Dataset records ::
((

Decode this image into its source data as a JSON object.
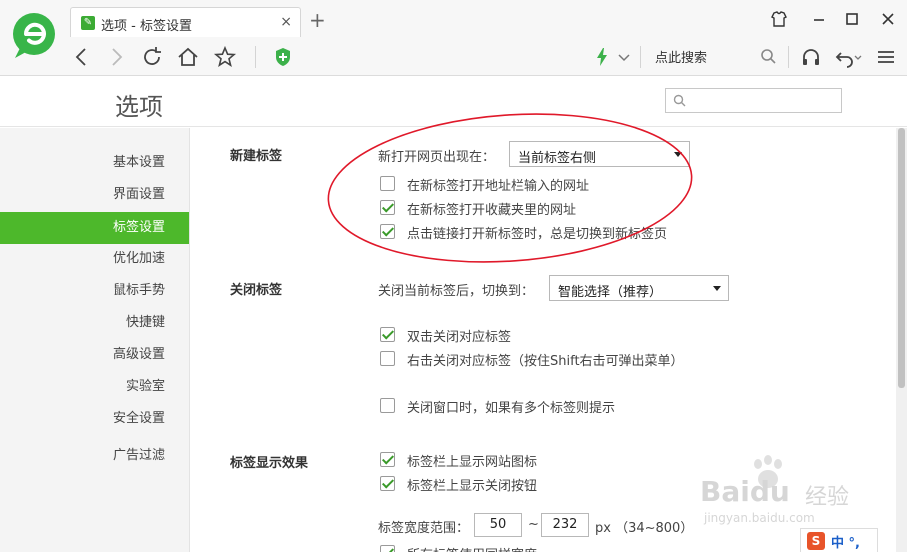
{
  "browser": {
    "tab_title": "选项 - 标签设置",
    "tab_close": "×",
    "new_tab": "+",
    "search_engine_label": "点此搜索",
    "icons": [
      "back-icon",
      "forward-icon",
      "refresh-icon",
      "home-icon",
      "star-icon",
      "shield-plus-icon",
      "lightning-icon",
      "search-icon",
      "headphones-icon",
      "undo-icon",
      "menu-icon",
      "skin-icon",
      "minimize-icon",
      "maximize-icon",
      "close-icon"
    ]
  },
  "header": {
    "title": "选项",
    "search_placeholder": ""
  },
  "sidebar": {
    "items": [
      {
        "label": "基本设置"
      },
      {
        "label": "界面设置"
      },
      {
        "label": "标签设置",
        "active": true
      },
      {
        "label": "优化加速"
      },
      {
        "label": "鼠标手势"
      },
      {
        "label": "快捷键"
      },
      {
        "label": "高级设置"
      },
      {
        "label": "实验室"
      },
      {
        "label": "安全设置"
      },
      {
        "label": "广告过滤"
      }
    ]
  },
  "sections": {
    "new_tab": {
      "title": "新建标签",
      "open_position_label": "新打开网页出现在：",
      "open_position_value": "当前标签右侧",
      "options": [
        {
          "label": "在新标签打开地址栏输入的网址",
          "checked": false
        },
        {
          "label": "在新标签打开收藏夹里的网址",
          "checked": true
        },
        {
          "label": "点击链接打开新标签时，总是切换到新标签页",
          "checked": true
        }
      ]
    },
    "close_tab": {
      "title": "关闭标签",
      "switch_label": "关闭当前标签后，切换到：",
      "switch_value": "智能选择（推荐）",
      "options": [
        {
          "label": "双击关闭对应标签",
          "checked": true
        },
        {
          "label": "右击关闭对应标签（按住Shift右击可弹出菜单）",
          "checked": false
        },
        {
          "label": "关闭窗口时，如果有多个标签则提示",
          "checked": false
        }
      ]
    },
    "display": {
      "title": "标签显示效果",
      "options": [
        {
          "label": "标签栏上显示网站图标",
          "checked": true
        },
        {
          "label": "标签栏上显示关闭按钮",
          "checked": true
        }
      ],
      "width_label": "标签宽度范围：",
      "width_min": "50",
      "width_sep": "~",
      "width_max": "232",
      "width_unit": "px （34~800）",
      "partial_option": "所有标签使用同样宽度"
    }
  },
  "watermark": {
    "brand": "Baidu",
    "brand_cn": "经验",
    "url": "jingyan.baidu.com"
  },
  "ime": {
    "logo": "S",
    "text": "中 °,"
  },
  "colors": {
    "accent": "#4db82b",
    "annotation": "#e0192a",
    "check": "#3a9a2a"
  }
}
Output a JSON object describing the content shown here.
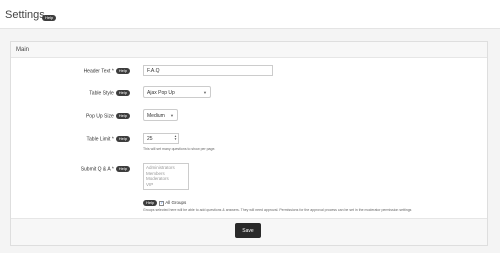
{
  "header": {
    "title": "Settings",
    "help": "Help"
  },
  "panel": {
    "title": "Main"
  },
  "help_badge": "Help",
  "fields": {
    "header_text": {
      "label": "Header Text *",
      "value": "F.A.Q"
    },
    "table_style": {
      "label": "Table Style",
      "value": "Ajax Pop Up"
    },
    "popup_size": {
      "label": "Pop Up Size",
      "value": "Medium"
    },
    "table_limit": {
      "label": "Table Limit *",
      "value": "25",
      "hint": "This will set many questions to show per page."
    },
    "submit_qa": {
      "label": "Submit Q & A *",
      "options": [
        "Administrators",
        "Members",
        "Moderators",
        "VIP"
      ],
      "all_groups_label": "All Groups",
      "all_groups_checked": true,
      "hint": "Groups selected here will be able to add questions & answers. They will need approval. Permissions for the approval process can be set in the moderator permission settings"
    }
  },
  "footer": {
    "save_label": "Save"
  }
}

))

Do this ::
Write the full listing out again with every line unchanged, but include no pictures.

Written solution ::
Decode this image into its source data as a JSON object.
{
  "browser": {
    "tab_title": "选项 - 标签设置",
    "tab_close": "×",
    "new_tab": "+",
    "search_engine_label": "点此搜索",
    "icons": [
      "back-icon",
      "forward-icon",
      "refresh-icon",
      "home-icon",
      "star-icon",
      "shield-plus-icon",
      "lightning-icon",
      "search-icon",
      "headphones-icon",
      "undo-icon",
      "menu-icon",
      "skin-icon",
      "minimize-icon",
      "maximize-icon",
      "close-icon"
    ]
  },
  "header": {
    "title": "选项",
    "search_placeholder": ""
  },
  "sidebar": {
    "items": [
      {
        "label": "基本设置"
      },
      {
        "label": "界面设置"
      },
      {
        "label": "标签设置",
        "active": true
      },
      {
        "label": "优化加速"
      },
      {
        "label": "鼠标手势"
      },
      {
        "label": "快捷键"
      },
      {
        "label": "高级设置"
      },
      {
        "label": "实验室"
      },
      {
        "label": "安全设置"
      },
      {
        "label": "广告过滤"
      }
    ]
  },
  "sections": {
    "new_tab": {
      "title": "新建标签",
      "open_position_label": "新打开网页出现在：",
      "open_position_value": "当前标签右侧",
      "options": [
        {
          "label": "在新标签打开地址栏输入的网址",
          "checked": false
        },
        {
          "label": "在新标签打开收藏夹里的网址",
          "checked": true
        },
        {
          "label": "点击链接打开新标签时，总是切换到新标签页",
          "checked": true
        }
      ]
    },
    "close_tab": {
      "title": "关闭标签",
      "switch_label": "关闭当前标签后，切换到：",
      "switch_value": "智能选择（推荐）",
      "options": [
        {
          "label": "双击关闭对应标签",
          "checked": true
        },
        {
          "label": "右击关闭对应标签（按住Shift右击可弹出菜单）",
          "checked": false
        },
        {
          "label": "关闭窗口时，如果有多个标签则提示",
          "checked": false
        }
      ]
    },
    "display": {
      "title": "标签显示效果",
      "options": [
        {
          "label": "标签栏上显示网站图标",
          "checked": true
        },
        {
          "label": "标签栏上显示关闭按钮",
          "checked": true
        }
      ],
      "width_label": "标签宽度范围：",
      "width_min": "50",
      "width_sep": "~",
      "width_max": "232",
      "width_unit": "px （34~800）",
      "partial_option": "所有标签使用同样宽度"
    }
  },
  "watermark": {
    "brand": "Baidu",
    "brand_cn": "经验",
    "url": "jingyan.baidu.com"
  },
  "ime": {
    "logo": "S",
    "text": "中 °,"
  },
  "colors": {
    "accent": "#4db82b",
    "annotation": "#e0192a",
    "check": "#3a9a2a"
  }
}
Output a JSON object describing the content shown here.
{
  "header": {
    "title": "Settings",
    "help": "Help"
  },
  "panel": {
    "title": "Main"
  },
  "help_badge": "Help",
  "fields": {
    "header_text": {
      "label": "Header Text *",
      "value": "F.A.Q"
    },
    "table_style": {
      "label": "Table Style",
      "value": "Ajax Pop Up"
    },
    "popup_size": {
      "label": "Pop Up Size",
      "value": "Medium"
    },
    "table_limit": {
      "label": "Table Limit *",
      "value": "25",
      "hint": "This will set many questions to show per page."
    },
    "submit_qa": {
      "label": "Submit Q & A *",
      "options": [
        "Administrators",
        "Members",
        "Moderators",
        "VIP"
      ],
      "all_groups_label": "All Groups",
      "all_groups_checked": true,
      "hint": "Groups selected here will be able to add questions & answers. They will need approval. Permissions for the approval process can be set in the moderator permission settings"
    }
  },
  "footer": {
    "save_label": "Save"
  }
}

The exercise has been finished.